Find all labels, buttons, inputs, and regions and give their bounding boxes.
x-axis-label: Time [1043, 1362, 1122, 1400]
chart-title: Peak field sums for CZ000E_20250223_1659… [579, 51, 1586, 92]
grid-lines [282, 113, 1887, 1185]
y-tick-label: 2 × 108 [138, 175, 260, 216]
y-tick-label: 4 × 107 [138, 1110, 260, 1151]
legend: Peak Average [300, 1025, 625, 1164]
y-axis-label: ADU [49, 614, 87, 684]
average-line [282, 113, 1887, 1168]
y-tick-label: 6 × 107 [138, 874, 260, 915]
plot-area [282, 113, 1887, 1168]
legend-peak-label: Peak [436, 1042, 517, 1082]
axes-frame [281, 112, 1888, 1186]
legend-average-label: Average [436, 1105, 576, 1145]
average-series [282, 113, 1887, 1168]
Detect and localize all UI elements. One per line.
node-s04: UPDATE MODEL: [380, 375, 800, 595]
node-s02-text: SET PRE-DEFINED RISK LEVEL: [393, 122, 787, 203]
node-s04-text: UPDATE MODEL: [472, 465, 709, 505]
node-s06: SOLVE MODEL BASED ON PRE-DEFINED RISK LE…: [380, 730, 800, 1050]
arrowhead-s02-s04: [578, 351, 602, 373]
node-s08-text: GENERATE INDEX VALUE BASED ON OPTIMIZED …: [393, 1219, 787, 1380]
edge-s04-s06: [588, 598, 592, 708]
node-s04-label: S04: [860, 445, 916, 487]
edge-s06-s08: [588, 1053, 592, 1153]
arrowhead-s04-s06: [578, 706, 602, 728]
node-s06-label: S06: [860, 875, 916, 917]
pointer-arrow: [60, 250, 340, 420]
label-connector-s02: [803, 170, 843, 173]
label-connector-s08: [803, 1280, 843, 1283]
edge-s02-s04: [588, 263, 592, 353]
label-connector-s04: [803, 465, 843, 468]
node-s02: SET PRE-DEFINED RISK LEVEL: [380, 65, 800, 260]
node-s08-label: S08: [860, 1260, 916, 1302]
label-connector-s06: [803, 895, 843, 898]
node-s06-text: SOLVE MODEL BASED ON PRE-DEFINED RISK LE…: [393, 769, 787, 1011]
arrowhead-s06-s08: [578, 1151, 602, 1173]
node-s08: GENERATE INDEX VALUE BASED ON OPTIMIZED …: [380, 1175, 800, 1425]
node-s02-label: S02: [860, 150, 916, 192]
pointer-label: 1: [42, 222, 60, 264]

» WHAT TO DO: Lay out every line of the entries above as a Markdown table with two columns, No. and Text. Put the row number under No. and the line under Text, and leave out any blank lines.

» RESPONSE TO THE EXERCISE:
| No. | Text |
|---|---|
| 1 | Find all labels, buttons, inputs, and regions and give their bounding boxes. |
| 2 | x-axis-label: Time [1043, 1362, 1122, 1400] |
| 3 | chart-title: Peak field sums for CZ000E_20250223_1659… [579, 51, 1586, 92] |
| 4 | grid-lines [282, 113, 1887, 1185] |
| 5 | y-tick-label: 2 × 108 [138, 175, 260, 216] |
| 6 | y-tick-label: 4 × 107 [138, 1110, 260, 1151] |
| 7 | legend: Peak Average [300, 1025, 625, 1164] |
| 8 | y-axis-label: ADU [49, 614, 87, 684] |
| 9 | average-line [282, 113, 1887, 1168] |
| 10 | y-tick-label: 6 × 107 [138, 874, 260, 915] |
| 11 | plot-area [282, 113, 1887, 1168] |
| 12 | legend-peak-label: Peak [436, 1042, 517, 1082] |
| 13 | axes-frame [281, 112, 1888, 1186] |
| 14 | legend-average-label: Average [436, 1105, 576, 1145] |
| 15 | average-series [282, 113, 1887, 1168] |
| 16 | Detect and localize all UI elements. One per line. |
| 17 | node-s04: UPDATE MODEL: [380, 375, 800, 595] |
| 18 | node-s02-text: SET PRE-DEFINED RISK LEVEL: [393, 122, 787, 203] |
| 19 | node-s04-text: UPDATE MODEL: [472, 465, 709, 505] |
| 20 | node-s06: SOLVE MODEL BASED ON PRE-DEFINED RISK LE…: [380, 730, 800, 1050] |
| 21 | arrowhead-s02-s04: [578, 351, 602, 373] |
| 22 | node-s08-text: GENERATE INDEX VALUE BASED ON OPTIMIZED …: [393, 1219, 787, 1380] |
| 23 | edge-s04-s06: [588, 598, 592, 708] |
| 24 | node-s04-label: S04: [860, 445, 916, 487] |
| 25 | edge-s06-s08: [588, 1053, 592, 1153] |
| 26 | arrowhead-s04-s06: [578, 706, 602, 728] |
| 27 | node-s06-label: S06: [860, 875, 916, 917] |
| 28 | pointer-arrow: [60, 250, 340, 420] |
| 29 | label-connector-s02: [803, 170, 843, 173] |
| 30 | label-connector-s08: [803, 1280, 843, 1283] |
| 31 | edge-s02-s04: [588, 263, 592, 353] |
| 32 | label-connector-s04: [803, 465, 843, 468] |
| 33 | node-s02: SET PRE-DEFINED RISK LEVEL: [380, 65, 800, 260] |
| 34 | node-s08-label: S08: [860, 1260, 916, 1302] |
| 35 | label-connector-s06: [803, 895, 843, 898] |
| 36 | node-s06-text: SOLVE MODEL BASED ON PRE-DEFINED RISK LE…: [393, 769, 787, 1011] |
| 37 | arrowhead-s06-s08: [578, 1151, 602, 1173] |
| 38 | node-s08: GENERATE INDEX VALUE BASED ON OPTIMIZED …: [380, 1175, 800, 1425] |
| 39 | node-s02-label: S02: [860, 150, 916, 192] |
| 40 | pointer-label: 1: [42, 222, 60, 264] |